**TASK INSTRUCTIONS**
Leaving out the pictures, retype all the material exactly.
* * * * * * *
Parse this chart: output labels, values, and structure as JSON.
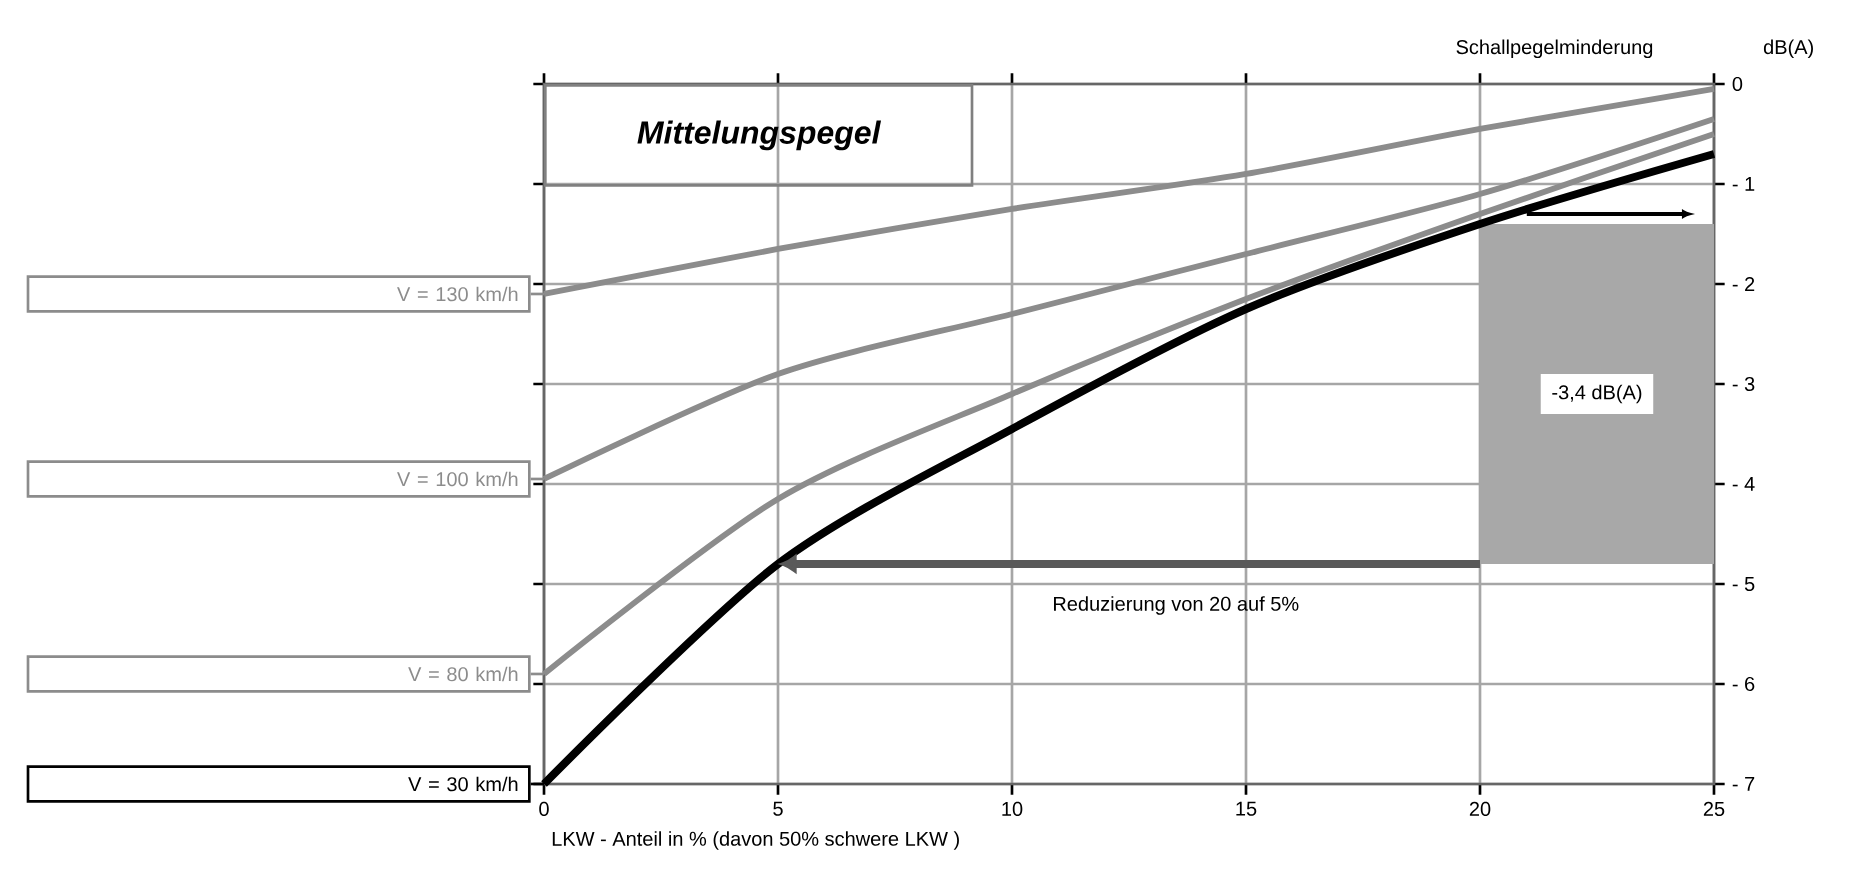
{
  "chart_data": {
    "type": "line",
    "title": "Mittelungspegel",
    "xlabel": "LKW - Anteil in % (davon 50% schwere LKW )",
    "ylabel": "Schallpegelminderung",
    "x": [
      0,
      5,
      10,
      15,
      20,
      25
    ],
    "series": [
      {
        "name": "V = 130 km/h",
        "color": "#8c8c8c",
        "values": [
          -2.1,
          -1.65,
          -1.25,
          -0.9,
          -0.45,
          -0.05
        ]
      },
      {
        "name": "V = 100 km/h",
        "color": "#8c8c8c",
        "values": [
          -3.95,
          -2.9,
          -2.3,
          -1.7,
          -1.1,
          -0.35
        ]
      },
      {
        "name": "V = 80 km/h",
        "color": "#8c8c8c",
        "values": [
          -5.9,
          -4.15,
          -3.1,
          -2.15,
          -1.3,
          -0.5
        ]
      },
      {
        "name": "V = 30 km/h",
        "color": "#000000",
        "values": [
          -7,
          -4.8,
          -3.45,
          -2.25,
          -1.4,
          -0.7
        ]
      }
    ],
    "xlim": [
      0,
      25
    ],
    "ylim": [
      -7,
      0
    ],
    "xticks": [
      0,
      5,
      10,
      15,
      20,
      25
    ],
    "yticks": [
      0,
      {
        "value": -1,
        "label": "- 1"
      },
      {
        "value": -2,
        "label": "- 2"
      },
      {
        "value": -3,
        "label": "- 3"
      },
      {
        "value": -4,
        "label": "- 4"
      },
      {
        "value": -5,
        "label": "- 5"
      },
      {
        "value": -6,
        "label": "- 6"
      },
      {
        "value": -7,
        "label": "- 7"
      }
    ],
    "grid": true,
    "legend": "left",
    "bands": [
      {
        "axis": "y",
        "from": -4.8,
        "to": -1.4,
        "color": "#a8a8a8",
        "label": "-3,4 dB(A)"
      }
    ],
    "annotations": [
      "dB(A)",
      "Reduzierung von 20 auf 5%"
    ]
  }
}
* * * * * * *
**SOLVED EXERCISE**
Parse this chart: output labels, values, and structure as JSON.
{
  "chart_data": {
    "type": "line",
    "title": "Mittelungspegel",
    "xlabel": "LKW - Anteil in % (davon 50% schwere LKW )",
    "ylabel": "Schallpegelminderung",
    "x": [
      0,
      5,
      10,
      15,
      20,
      25
    ],
    "series": [
      {
        "name": "V = 130 km/h",
        "color": "#8c8c8c",
        "values": [
          -2.1,
          -1.65,
          -1.25,
          -0.9,
          -0.45,
          -0.05
        ]
      },
      {
        "name": "V = 100 km/h",
        "color": "#8c8c8c",
        "values": [
          -3.95,
          -2.9,
          -2.3,
          -1.7,
          -1.1,
          -0.35
        ]
      },
      {
        "name": "V = 80 km/h",
        "color": "#8c8c8c",
        "values": [
          -5.9,
          -4.15,
          -3.1,
          -2.15,
          -1.3,
          -0.5
        ]
      },
      {
        "name": "V = 30 km/h",
        "color": "#000000",
        "values": [
          -7,
          -4.8,
          -3.45,
          -2.25,
          -1.4,
          -0.7
        ]
      }
    ],
    "xlim": [
      0,
      25
    ],
    "ylim": [
      -7,
      0
    ],
    "xticks": [
      0,
      5,
      10,
      15,
      20,
      25
    ],
    "yticks": [
      0,
      {
        "value": -1,
        "label": "- 1"
      },
      {
        "value": -2,
        "label": "- 2"
      },
      {
        "value": -3,
        "label": "- 3"
      },
      {
        "value": -4,
        "label": "- 4"
      },
      {
        "value": -5,
        "label": "- 5"
      },
      {
        "value": -6,
        "label": "- 6"
      },
      {
        "value": -7,
        "label": "- 7"
      }
    ],
    "grid": true,
    "legend": "left",
    "bands": [
      {
        "axis": "y",
        "from": -4.8,
        "to": -1.4,
        "color": "#a8a8a8",
        "label": "-3,4 dB(A)"
      }
    ],
    "annotations": [
      "dB(A)",
      "Reduzierung von 20 auf 5%"
    ]
  }
}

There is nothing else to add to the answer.